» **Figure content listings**
· · · · ·
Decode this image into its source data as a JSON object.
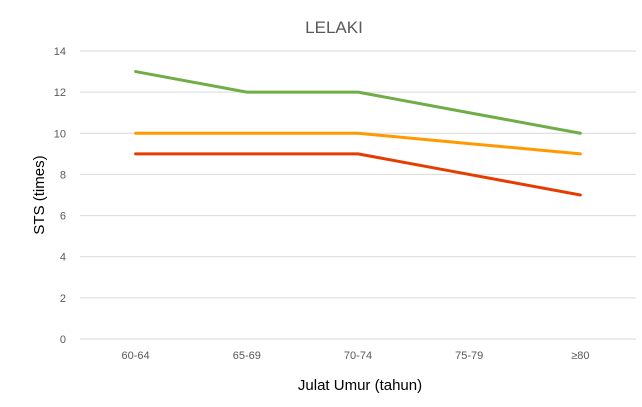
{
  "chart_data": {
    "type": "line",
    "title": "LELAKI",
    "xlabel": "Julat Umur (tahun)",
    "ylabel": "STS (times)",
    "categories": [
      "60-64",
      "65-69",
      "70-74",
      "75-79",
      "≥80"
    ],
    "ylim": [
      0,
      14
    ],
    "yticks": [
      0,
      2,
      4,
      6,
      8,
      10,
      12,
      14
    ],
    "grid": true,
    "legend": "none",
    "series": [
      {
        "color": "#70ad47",
        "values": [
          13,
          12,
          12,
          11,
          10
        ]
      },
      {
        "color": "#ff9900",
        "values": [
          10,
          10,
          10,
          9.5,
          9
        ]
      },
      {
        "color": "#e63c00",
        "values": [
          9,
          9,
          9,
          8,
          7
        ]
      }
    ]
  }
}
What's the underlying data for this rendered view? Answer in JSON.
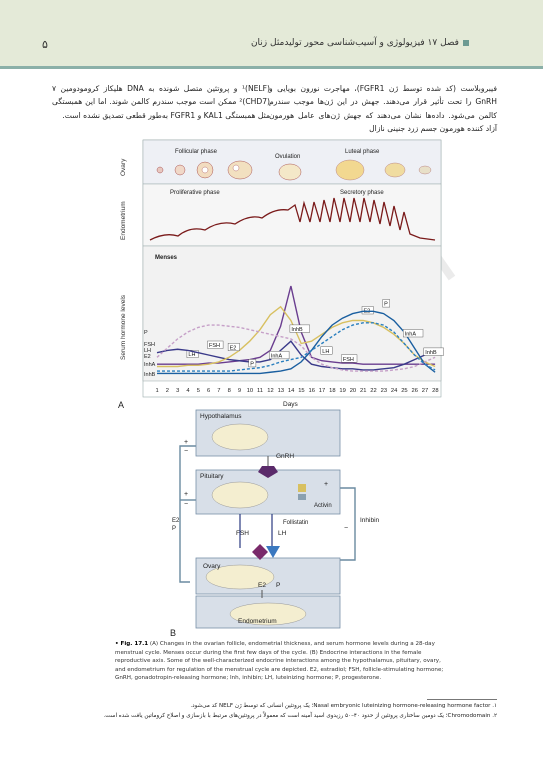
{
  "header": {
    "page_number": "۵",
    "chapter_title": "فصل ۱۷  فیزیولوژی و آسیب‌شناسی محور تولیدمثل زنان"
  },
  "body_text": {
    "right_column": "فیبروبلاست (کد شده توسط ژن FGFR1)، مهاجرت نورون بویایی و GnRH را تحت تأثیر قرار می‌دهند. جهش در این ژن‌ها موجب سندرم کالمن می‌شود. داده‌ها نشان می‌دهند که جهش ژن‌های عامل هورمون آزاد کننده هورمون جسم زرد جنینی نازال",
    "left_column": "(NELF)¹ و پروتئین متصل شونده به DNA هلیکاز کرومودومین ۷ (CHD7)² ممکن است موجب سندرم کالمن شوند. اما این همبستگی مثل همبستگی KAL1 و FGFR1 به‌طور قطعی تصدیق نشده است."
  },
  "figure": {
    "panel_a": {
      "row_labels": [
        "Ovary",
        "Endometrium",
        "Serum hormone levels"
      ],
      "ovary_phases": [
        "Follicular phase",
        "Ovulation",
        "Luteal phase"
      ],
      "endometrium_phases": [
        "Proliferative phase",
        "Secretory phase"
      ],
      "menses_label": "Menses",
      "panel_letter": "A",
      "axis_label": "Days",
      "left_labels": [
        "P",
        "FSH",
        "LH",
        "E2",
        "InhA",
        "InhB"
      ]
    },
    "panel_b": {
      "panel_letter": "B",
      "hypothalamus": "Hypothalamus",
      "gnrh": "GnRH",
      "pituitary": "Pituitary",
      "activin": "Activin",
      "follistatin": "Follistatin",
      "inhibin": "Inhibin",
      "fsh": "FSH",
      "lh": "LH",
      "ovary": "Ovary",
      "e2": "E2",
      "p": "P",
      "e2_p_left": "E2\nP",
      "endometrium": "Endometrium",
      "plus": "+",
      "minus": "−"
    },
    "watermark": "JPBH"
  },
  "chart_data": {
    "type": "line",
    "xlabel": "Days",
    "x": [
      1,
      2,
      3,
      4,
      5,
      6,
      7,
      8,
      9,
      10,
      11,
      12,
      13,
      14,
      15,
      16,
      17,
      18,
      19,
      20,
      21,
      22,
      23,
      24,
      25,
      26,
      27,
      28
    ],
    "series": [
      {
        "name": "LH",
        "color": "#6a3d8f",
        "values": [
          12,
          12,
          12,
          12,
          12,
          13,
          13,
          14,
          15,
          16,
          18,
          24,
          45,
          80,
          40,
          18,
          15,
          14,
          13,
          13,
          12,
          12,
          12,
          12,
          12,
          12,
          12,
          12
        ]
      },
      {
        "name": "FSH",
        "color": "#3a3a8a",
        "values": [
          22,
          24,
          25,
          24,
          22,
          20,
          18,
          16,
          15,
          14,
          14,
          16,
          24,
          32,
          20,
          12,
          10,
          9,
          8,
          8,
          7,
          7,
          8,
          9,
          12,
          16,
          20,
          22
        ]
      },
      {
        "name": "E2",
        "color": "#d8c060",
        "values": [
          10,
          10,
          10,
          11,
          11,
          12,
          14,
          18,
          24,
          32,
          42,
          55,
          62,
          50,
          30,
          32,
          38,
          44,
          48,
          50,
          50,
          48,
          44,
          38,
          30,
          20,
          14,
          10
        ]
      },
      {
        "name": "P",
        "color": "#1a5fa0",
        "values": [
          4,
          4,
          4,
          4,
          4,
          4,
          4,
          4,
          4,
          4,
          4,
          5,
          6,
          8,
          14,
          24,
          36,
          46,
          52,
          56,
          58,
          58,
          56,
          50,
          40,
          26,
          12,
          5
        ]
      },
      {
        "name": "InhA",
        "color": "#2a7fbf",
        "values": [
          6,
          6,
          6,
          6,
          6,
          6,
          6,
          6,
          7,
          8,
          9,
          11,
          14,
          16,
          18,
          24,
          30,
          36,
          42,
          46,
          48,
          48,
          46,
          40,
          30,
          20,
          12,
          7
        ]
      },
      {
        "name": "InhB",
        "color": "#c6a0c8",
        "values": [
          18,
          26,
          34,
          40,
          44,
          46,
          46,
          45,
          44,
          42,
          40,
          38,
          36,
          34,
          28,
          18,
          12,
          9,
          7,
          6,
          6,
          6,
          6,
          7,
          8,
          10,
          14,
          18
        ]
      }
    ]
  },
  "caption": {
    "label": "• Fig. 17.1",
    "text": "(A) Changes in the ovarian follicle, endometrial thickness, and serum hormone levels during a 28-day menstrual cycle. Menses occur during the first few days of the cycle. (B) Endocrine interactions in the female reproductive axis. Some of the well-characterized endocrine interactions among the hypothalamus, pituitary, ovary, and endometrium for regulation of the menstrual cycle are depicted. E2, estradiol; FSH, follicle-stimulating hormone; GnRH, gonadotropin-releasing hormone; Inh, inhibin; LH, luteinizing hormone; P, progesterone."
  },
  "footnotes": [
    "۱. Nasal embryonic luteinizing hormone-releasing hormone factor؛ یک پروتئین انسانی که توسط ژن NELF کد می‌شود.",
    "۲. Chromodomain؛ یک دومین ساختاری پروتئین از حدود ۴۰–۵۰ رزیدوی اسید آمینه است که معمولاً در پروتئین‌های مرتبط با بازسازی و اصلاح کروماتین یافت شده است."
  ]
}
· · · · ·
» **STATED TASK**
Working from the entries above, return all lines that contain "color".

» **RESPONSE TO THIS EXERCISE**
        "color": "#70ad47",
        "color": "#ff9900",
        "color": "#e63c00",
        "color": "#6a3d8f",
        "color": "#3a3a8a",
        "color": "#d8c060",
        "color": "#1a5fa0",
        "color": "#2a7fbf",
        "color": "#c6a0c8",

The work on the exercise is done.